**Record set**:
+++++
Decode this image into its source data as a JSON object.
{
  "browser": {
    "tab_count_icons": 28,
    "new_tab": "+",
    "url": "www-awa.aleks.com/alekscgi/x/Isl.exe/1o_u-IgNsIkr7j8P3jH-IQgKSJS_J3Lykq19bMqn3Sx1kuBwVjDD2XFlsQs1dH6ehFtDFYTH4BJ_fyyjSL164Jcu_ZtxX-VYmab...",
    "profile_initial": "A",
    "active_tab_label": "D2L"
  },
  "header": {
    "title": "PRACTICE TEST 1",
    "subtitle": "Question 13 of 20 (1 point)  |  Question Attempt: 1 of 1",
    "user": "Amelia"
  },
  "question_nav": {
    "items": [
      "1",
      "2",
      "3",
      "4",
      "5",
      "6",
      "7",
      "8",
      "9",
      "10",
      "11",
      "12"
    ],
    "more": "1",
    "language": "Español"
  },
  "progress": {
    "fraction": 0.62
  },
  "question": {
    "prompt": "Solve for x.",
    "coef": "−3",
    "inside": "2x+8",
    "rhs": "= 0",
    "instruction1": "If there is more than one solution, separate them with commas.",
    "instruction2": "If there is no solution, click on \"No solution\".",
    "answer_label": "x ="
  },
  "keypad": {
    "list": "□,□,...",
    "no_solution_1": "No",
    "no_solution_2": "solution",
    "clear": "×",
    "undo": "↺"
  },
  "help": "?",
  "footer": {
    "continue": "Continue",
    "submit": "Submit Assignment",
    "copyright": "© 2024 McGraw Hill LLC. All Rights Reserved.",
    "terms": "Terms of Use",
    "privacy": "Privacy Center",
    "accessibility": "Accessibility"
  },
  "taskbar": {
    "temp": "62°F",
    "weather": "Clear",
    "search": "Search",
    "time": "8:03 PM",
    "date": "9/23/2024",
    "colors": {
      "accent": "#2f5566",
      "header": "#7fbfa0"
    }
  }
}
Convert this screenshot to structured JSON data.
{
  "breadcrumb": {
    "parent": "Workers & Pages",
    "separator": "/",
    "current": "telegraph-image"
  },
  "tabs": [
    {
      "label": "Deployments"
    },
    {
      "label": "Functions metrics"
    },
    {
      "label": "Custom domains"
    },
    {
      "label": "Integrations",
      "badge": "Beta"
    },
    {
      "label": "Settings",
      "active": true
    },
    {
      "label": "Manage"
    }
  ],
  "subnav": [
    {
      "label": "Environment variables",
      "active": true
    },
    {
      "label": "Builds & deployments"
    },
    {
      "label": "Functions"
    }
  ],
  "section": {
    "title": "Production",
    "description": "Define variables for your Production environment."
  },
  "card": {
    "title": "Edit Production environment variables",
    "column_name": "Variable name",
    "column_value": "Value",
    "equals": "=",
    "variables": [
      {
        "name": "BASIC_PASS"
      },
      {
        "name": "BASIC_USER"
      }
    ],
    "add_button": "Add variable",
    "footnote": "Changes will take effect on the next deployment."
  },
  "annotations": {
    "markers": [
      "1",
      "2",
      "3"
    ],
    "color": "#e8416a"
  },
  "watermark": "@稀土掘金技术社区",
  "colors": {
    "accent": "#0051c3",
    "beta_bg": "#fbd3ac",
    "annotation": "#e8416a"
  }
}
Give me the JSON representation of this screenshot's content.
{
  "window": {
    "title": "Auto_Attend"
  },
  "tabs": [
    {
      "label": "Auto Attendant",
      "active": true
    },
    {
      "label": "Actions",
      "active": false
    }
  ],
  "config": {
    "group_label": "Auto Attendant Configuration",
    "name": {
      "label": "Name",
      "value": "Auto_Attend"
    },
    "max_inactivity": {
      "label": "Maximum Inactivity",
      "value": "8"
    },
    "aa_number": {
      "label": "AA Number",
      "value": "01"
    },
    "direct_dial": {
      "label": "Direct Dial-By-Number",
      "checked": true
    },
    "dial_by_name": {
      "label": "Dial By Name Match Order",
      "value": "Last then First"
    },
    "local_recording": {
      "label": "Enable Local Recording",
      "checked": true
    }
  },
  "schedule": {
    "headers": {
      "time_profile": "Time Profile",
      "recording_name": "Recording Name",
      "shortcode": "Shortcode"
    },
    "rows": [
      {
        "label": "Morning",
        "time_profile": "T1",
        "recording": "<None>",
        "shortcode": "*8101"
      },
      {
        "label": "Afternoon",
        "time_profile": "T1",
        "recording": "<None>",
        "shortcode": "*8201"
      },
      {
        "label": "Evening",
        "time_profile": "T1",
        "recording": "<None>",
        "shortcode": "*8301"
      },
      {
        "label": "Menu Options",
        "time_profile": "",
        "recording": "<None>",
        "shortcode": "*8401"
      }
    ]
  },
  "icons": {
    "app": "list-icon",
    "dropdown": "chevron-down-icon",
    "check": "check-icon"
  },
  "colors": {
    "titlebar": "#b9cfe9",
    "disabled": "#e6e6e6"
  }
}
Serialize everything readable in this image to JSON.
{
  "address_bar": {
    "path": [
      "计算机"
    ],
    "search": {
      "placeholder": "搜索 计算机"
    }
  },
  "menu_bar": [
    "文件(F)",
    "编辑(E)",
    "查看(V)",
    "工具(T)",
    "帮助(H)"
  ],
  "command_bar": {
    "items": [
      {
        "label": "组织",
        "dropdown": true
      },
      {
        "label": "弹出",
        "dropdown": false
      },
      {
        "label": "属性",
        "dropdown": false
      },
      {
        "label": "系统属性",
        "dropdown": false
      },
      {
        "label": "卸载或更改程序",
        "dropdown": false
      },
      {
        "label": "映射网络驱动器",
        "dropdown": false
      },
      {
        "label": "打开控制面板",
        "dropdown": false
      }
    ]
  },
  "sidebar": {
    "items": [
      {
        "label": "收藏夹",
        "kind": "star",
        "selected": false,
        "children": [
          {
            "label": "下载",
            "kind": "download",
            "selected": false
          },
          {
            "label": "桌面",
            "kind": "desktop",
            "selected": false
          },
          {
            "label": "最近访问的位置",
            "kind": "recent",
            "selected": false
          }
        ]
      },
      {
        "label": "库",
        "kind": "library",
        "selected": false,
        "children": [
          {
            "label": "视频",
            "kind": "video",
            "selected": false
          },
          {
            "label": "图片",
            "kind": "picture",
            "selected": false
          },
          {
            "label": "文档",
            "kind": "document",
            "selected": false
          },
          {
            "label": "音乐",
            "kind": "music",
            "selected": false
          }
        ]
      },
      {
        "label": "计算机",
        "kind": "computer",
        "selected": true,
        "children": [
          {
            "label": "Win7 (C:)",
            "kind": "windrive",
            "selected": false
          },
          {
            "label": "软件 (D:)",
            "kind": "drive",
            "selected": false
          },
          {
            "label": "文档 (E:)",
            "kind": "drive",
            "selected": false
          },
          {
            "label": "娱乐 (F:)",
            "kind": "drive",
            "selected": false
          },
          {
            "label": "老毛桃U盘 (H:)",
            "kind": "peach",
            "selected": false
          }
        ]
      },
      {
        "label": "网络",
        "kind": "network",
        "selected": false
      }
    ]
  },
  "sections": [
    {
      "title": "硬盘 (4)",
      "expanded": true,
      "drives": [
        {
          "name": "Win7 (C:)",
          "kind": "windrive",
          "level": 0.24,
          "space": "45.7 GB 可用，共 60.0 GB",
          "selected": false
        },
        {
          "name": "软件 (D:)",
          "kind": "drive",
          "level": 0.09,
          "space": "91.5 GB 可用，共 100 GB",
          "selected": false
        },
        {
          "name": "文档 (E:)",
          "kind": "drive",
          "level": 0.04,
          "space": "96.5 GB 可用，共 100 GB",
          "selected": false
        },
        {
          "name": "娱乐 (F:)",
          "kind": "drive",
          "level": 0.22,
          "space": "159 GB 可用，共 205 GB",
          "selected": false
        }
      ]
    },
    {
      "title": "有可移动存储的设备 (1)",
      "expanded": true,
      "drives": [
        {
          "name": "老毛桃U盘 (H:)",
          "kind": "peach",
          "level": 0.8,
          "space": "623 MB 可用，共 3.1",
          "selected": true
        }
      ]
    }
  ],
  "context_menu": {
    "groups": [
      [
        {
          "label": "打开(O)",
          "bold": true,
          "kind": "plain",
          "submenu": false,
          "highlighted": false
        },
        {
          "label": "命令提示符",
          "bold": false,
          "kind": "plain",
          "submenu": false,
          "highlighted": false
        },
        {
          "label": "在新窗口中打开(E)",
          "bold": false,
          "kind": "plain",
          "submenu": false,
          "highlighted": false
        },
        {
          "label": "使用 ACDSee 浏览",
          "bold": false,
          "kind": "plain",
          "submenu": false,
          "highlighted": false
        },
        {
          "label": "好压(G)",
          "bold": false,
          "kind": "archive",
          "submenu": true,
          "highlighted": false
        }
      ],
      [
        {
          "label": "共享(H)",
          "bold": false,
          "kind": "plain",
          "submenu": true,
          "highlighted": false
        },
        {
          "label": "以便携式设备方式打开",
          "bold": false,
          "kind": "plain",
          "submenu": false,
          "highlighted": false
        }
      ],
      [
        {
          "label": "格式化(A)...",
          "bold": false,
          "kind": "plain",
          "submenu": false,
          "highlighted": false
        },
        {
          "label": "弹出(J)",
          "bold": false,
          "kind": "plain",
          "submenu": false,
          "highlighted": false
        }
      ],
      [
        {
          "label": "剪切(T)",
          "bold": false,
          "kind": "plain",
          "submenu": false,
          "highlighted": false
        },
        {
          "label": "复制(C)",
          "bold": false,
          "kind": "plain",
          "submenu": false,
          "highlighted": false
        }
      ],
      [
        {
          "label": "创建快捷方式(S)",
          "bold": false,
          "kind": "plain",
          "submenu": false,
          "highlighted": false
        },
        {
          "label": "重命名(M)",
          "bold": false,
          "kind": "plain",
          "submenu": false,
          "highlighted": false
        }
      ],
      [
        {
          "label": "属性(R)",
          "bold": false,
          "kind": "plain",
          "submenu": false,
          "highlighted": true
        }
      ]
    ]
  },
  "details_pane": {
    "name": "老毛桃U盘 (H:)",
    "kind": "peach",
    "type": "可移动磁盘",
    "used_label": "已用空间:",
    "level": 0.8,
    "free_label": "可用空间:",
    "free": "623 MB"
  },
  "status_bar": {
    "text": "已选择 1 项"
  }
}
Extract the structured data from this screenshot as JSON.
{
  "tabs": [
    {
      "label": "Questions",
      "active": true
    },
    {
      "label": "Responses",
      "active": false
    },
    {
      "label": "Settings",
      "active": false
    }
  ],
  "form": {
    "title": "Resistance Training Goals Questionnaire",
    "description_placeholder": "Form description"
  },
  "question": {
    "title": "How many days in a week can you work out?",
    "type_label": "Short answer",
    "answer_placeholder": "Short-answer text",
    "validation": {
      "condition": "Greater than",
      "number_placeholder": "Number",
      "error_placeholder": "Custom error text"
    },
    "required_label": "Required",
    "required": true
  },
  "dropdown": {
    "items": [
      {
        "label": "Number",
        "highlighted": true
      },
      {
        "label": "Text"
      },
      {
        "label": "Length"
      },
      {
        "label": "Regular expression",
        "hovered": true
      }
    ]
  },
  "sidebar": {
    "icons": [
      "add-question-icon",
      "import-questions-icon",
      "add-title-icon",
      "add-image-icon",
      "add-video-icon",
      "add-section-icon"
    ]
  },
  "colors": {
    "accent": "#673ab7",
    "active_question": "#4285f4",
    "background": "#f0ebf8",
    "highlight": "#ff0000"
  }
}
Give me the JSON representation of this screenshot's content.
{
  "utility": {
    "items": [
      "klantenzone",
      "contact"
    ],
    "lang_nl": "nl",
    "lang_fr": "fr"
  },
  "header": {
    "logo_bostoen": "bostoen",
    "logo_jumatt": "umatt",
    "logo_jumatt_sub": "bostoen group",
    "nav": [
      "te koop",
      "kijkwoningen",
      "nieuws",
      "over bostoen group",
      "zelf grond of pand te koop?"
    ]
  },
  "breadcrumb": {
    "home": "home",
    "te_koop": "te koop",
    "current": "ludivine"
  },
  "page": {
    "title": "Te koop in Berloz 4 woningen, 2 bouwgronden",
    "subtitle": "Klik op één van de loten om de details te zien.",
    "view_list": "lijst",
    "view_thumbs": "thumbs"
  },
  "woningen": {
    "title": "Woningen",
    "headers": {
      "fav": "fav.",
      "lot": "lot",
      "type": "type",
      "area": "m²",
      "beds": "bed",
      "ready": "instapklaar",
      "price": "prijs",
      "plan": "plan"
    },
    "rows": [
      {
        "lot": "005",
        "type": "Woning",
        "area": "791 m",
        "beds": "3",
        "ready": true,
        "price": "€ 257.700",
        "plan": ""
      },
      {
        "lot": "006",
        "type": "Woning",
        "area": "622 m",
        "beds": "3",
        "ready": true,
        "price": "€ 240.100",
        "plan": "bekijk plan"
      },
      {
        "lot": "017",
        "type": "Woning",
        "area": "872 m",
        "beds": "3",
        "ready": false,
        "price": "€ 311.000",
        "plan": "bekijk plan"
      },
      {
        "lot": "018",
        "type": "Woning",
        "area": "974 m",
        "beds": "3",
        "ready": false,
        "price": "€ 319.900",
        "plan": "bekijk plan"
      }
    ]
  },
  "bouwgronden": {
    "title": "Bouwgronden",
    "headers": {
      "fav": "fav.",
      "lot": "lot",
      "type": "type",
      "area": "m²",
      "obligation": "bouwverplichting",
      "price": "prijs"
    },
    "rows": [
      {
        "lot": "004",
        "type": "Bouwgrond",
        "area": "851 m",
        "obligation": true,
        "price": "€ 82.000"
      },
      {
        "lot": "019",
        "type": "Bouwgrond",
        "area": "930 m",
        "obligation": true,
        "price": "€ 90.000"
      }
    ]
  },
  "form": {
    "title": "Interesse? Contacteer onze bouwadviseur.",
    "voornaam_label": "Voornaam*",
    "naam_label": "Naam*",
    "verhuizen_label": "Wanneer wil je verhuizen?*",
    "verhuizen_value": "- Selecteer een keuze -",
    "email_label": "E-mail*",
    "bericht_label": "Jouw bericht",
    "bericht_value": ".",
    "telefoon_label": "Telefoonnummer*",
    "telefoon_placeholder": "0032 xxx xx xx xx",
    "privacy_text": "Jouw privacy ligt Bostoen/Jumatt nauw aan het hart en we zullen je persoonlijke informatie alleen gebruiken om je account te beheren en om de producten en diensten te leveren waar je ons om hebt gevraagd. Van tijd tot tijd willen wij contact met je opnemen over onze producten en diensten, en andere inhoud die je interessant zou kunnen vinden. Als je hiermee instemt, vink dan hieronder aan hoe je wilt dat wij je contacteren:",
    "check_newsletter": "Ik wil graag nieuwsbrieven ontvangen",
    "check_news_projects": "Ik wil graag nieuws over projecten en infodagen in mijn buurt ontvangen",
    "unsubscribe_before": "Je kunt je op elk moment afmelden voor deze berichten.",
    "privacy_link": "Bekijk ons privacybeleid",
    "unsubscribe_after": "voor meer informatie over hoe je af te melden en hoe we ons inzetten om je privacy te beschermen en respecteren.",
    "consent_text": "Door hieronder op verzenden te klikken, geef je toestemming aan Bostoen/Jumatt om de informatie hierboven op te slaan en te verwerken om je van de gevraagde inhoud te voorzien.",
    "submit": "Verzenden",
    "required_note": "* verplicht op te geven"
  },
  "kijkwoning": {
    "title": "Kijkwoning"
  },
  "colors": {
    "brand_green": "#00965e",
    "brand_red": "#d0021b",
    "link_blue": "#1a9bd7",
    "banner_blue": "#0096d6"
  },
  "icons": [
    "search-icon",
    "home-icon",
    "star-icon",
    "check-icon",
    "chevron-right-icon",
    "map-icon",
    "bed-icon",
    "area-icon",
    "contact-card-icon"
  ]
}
+++++
**Work required**:
Your task is to collect every line above that contains the word "Functions".

**Answer for the task**:
      "label": "Functions metrics"
      "label": "Functions"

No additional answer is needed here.